- [WORK INSTRUCTIONS] The records below are to be repeated in full, exactly as they are.

- [DATA EXCERPTS]
- - - -
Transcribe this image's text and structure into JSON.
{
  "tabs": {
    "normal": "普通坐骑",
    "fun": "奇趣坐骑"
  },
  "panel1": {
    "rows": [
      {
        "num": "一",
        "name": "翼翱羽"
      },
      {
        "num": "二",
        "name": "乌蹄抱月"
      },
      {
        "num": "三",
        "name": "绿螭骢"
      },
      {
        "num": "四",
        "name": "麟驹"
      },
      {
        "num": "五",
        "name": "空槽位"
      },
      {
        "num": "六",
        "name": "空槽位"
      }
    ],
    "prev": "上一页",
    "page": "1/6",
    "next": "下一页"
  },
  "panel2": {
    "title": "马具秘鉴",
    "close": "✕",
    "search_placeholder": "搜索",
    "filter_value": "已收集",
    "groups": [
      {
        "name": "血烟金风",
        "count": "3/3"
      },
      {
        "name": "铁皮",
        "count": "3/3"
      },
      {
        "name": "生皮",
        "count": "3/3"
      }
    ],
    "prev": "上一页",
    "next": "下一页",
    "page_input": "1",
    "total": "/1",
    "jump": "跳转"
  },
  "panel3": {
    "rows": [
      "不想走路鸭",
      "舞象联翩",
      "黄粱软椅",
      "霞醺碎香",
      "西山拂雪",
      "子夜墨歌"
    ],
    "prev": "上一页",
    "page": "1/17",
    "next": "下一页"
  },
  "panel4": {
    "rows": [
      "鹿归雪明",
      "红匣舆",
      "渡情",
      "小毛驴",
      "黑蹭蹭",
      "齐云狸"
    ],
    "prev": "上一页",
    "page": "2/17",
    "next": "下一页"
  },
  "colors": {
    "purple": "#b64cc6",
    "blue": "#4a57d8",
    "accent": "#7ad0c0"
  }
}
- - - -
- [OUTPUT OF THE EXERCISE]
Transcribe this image's text and structure into JSON.
{
  "tabs": {
    "normal": "普通坐骑",
    "fun": "奇趣坐骑"
  },
  "panel1": {
    "rows": [
      {
        "num": "一",
        "name": "翼翱羽"
      },
      {
        "num": "二",
        "name": "乌蹄抱月"
      },
      {
        "num": "三",
        "name": "绿螭骢"
      },
      {
        "num": "四",
        "name": "麟驹"
      },
      {
        "num": "五",
        "name": "空槽位"
      },
      {
        "num": "六",
        "name": "空槽位"
      }
    ],
    "prev": "上一页",
    "page": "1/6",
    "next": "下一页"
  },
  "panel2": {
    "title": "马具秘鉴",
    "close": "✕",
    "search_placeholder": "搜索",
    "filter_value": "已收集",
    "groups": [
      {
        "name": "血烟金风",
        "count": "3/3"
      },
      {
        "name": "铁皮",
        "count": "3/3"
      },
      {
        "name": "生皮",
        "count": "3/3"
      }
    ],
    "prev": "上一页",
    "next": "下一页",
    "page_input": "1",
    "total": "/1",
    "jump": "跳转"
  },
  "panel3": {
    "rows": [
      "不想走路鸭",
      "舞象联翩",
      "黄粱软椅",
      "霞醺碎香",
      "西山拂雪",
      "子夜墨歌"
    ],
    "prev": "上一页",
    "page": "1/17",
    "next": "下一页"
  },
  "panel4": {
    "rows": [
      "鹿归雪明",
      "红匣舆",
      "渡情",
      "小毛驴",
      "黑蹭蹭",
      "齐云狸"
    ],
    "prev": "上一页",
    "page": "2/17",
    "next": "下一页"
  },
  "colors": {
    "purple": "#b64cc6",
    "blue": "#4a57d8",
    "accent": "#7ad0c0"
  }
}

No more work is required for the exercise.